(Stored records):
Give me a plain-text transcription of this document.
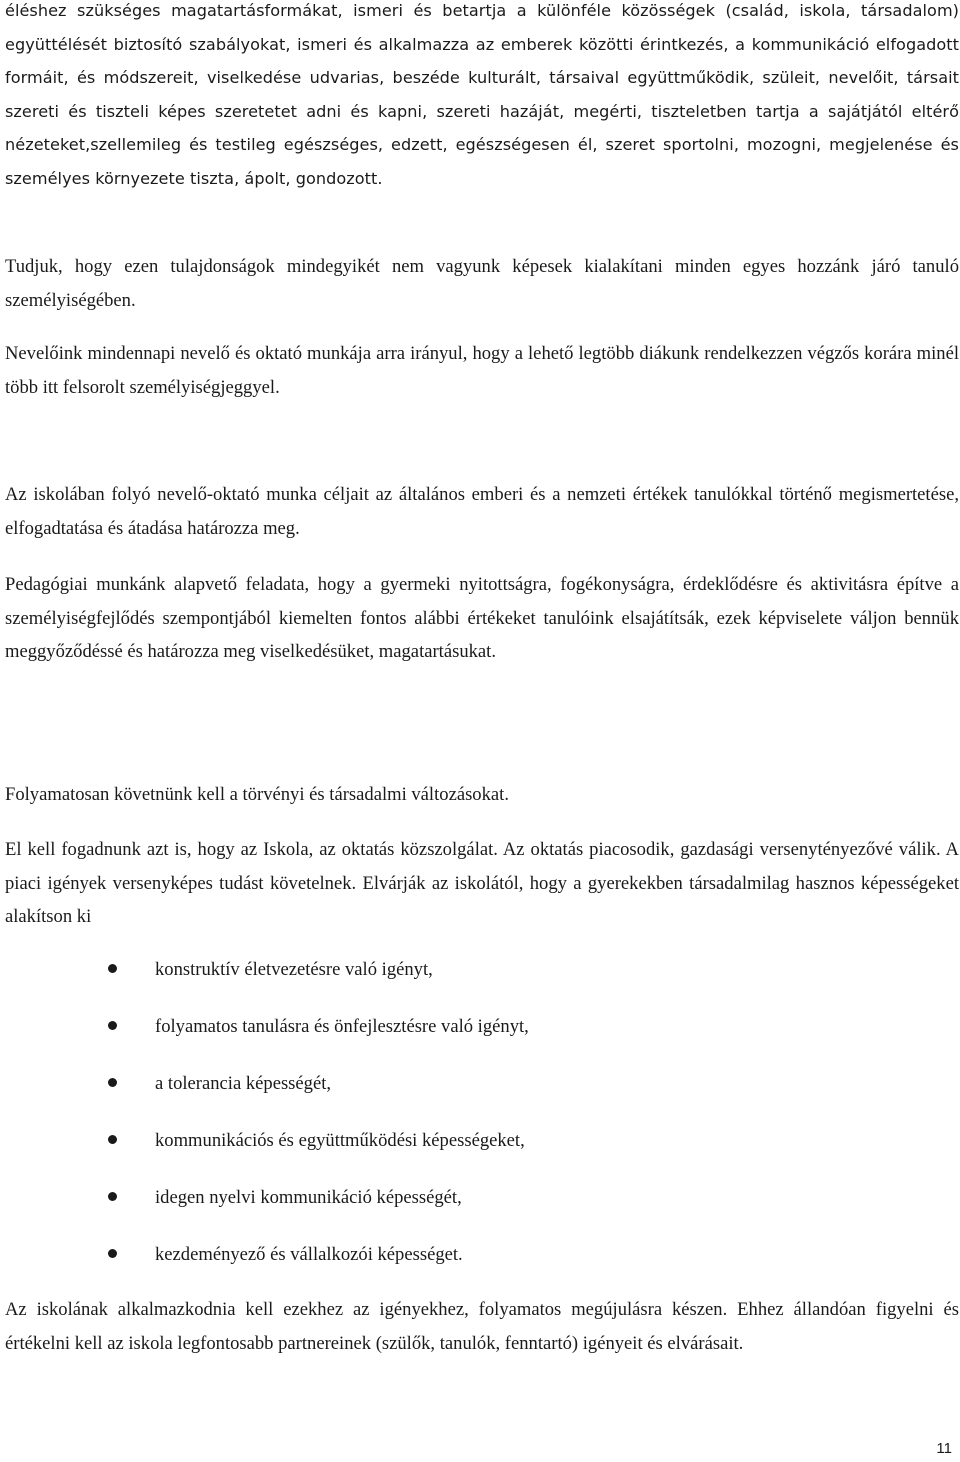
éléshez szükséges magatartásformákat, ismeri és betartja a különféle közösségek (család, iskola, társadalom) együttélését biztosító szabályokat, ismeri és alkalmazza az emberek közötti érintkezés, a kommunikáció elfogadott formáit, és módszereit, viselkedése udvarias, beszéde kulturált, társaival együttműködik, szüleit, nevelőit, társait szereti és tiszteli képes szeretetet adni és kapni, szereti hazáját, megérti, tiszteletben tartja a sajátjától eltérő nézeteket,szellemileg és testileg egészséges, edzett, egészségesen él, szeret sportolni, mozogni, megjelenése és személyes környezete tiszta, ápolt, gondozott.

Tudjuk, hogy ezen tulajdonságok mindegyikét nem vagyunk képesek kialakítani minden egyes hozzánk járó tanuló személyiségében.

Nevelőink mindennapi nevelő és oktató munkája arra irányul, hogy a lehető legtöbb diákunk rendelkezzen végzős korára minél több itt felsorolt személyiségjeggyel.

Az iskolában folyó nevelő-oktató munka céljait az általános emberi és a nemzeti értékek tanulókkal történő megismertetése, elfogadtatása és átadása határozza meg.

Pedagógiai munkánk alapvető feladata, hogy a gyermeki nyitottságra, fogékonyságra, érdeklődésre és aktivitásra építve a személyiségfejlődés szempontjából kiemelten fontos alábbi értékeket tanulóink elsajátítsák, ezek képviselete váljon bennük meggyőződéssé és határozza meg viselkedésüket, magatartásukat.

Folyamatosan követnünk kell a törvényi és társadalmi változásokat.

El kell fogadnunk azt is, hogy az Iskola, az oktatás közszolgálat. Az oktatás piacosodik, gazdasági versenytényezővé válik. A piaci igények versenyképes tudást követelnek. Elvárják az iskolától, hogy a gyerekekben társadalmilag hasznos képességeket alakítson ki

konstruktív életvezetésre való igényt,
folyamatos tanulásra és önfejlesztésre való igényt,
a tolerancia képességét,
kommunikációs és együttműködési képességeket,
idegen nyelvi kommunikáció képességét,
kezdeményező és vállalkozói képességet.

Az iskolának alkalmazkodnia kell ezekhez az igényekhez, folyamatos megújulásra készen. Ehhez állandóan figyelni és értékelni kell az iskola legfontosabb partnereinek (szülők, tanulók, fenntartó) igényeit és elvárásait.

11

(Directions for this task):
Look through the records and count each line that holds "való". Write only the total.

(Result of the task):
2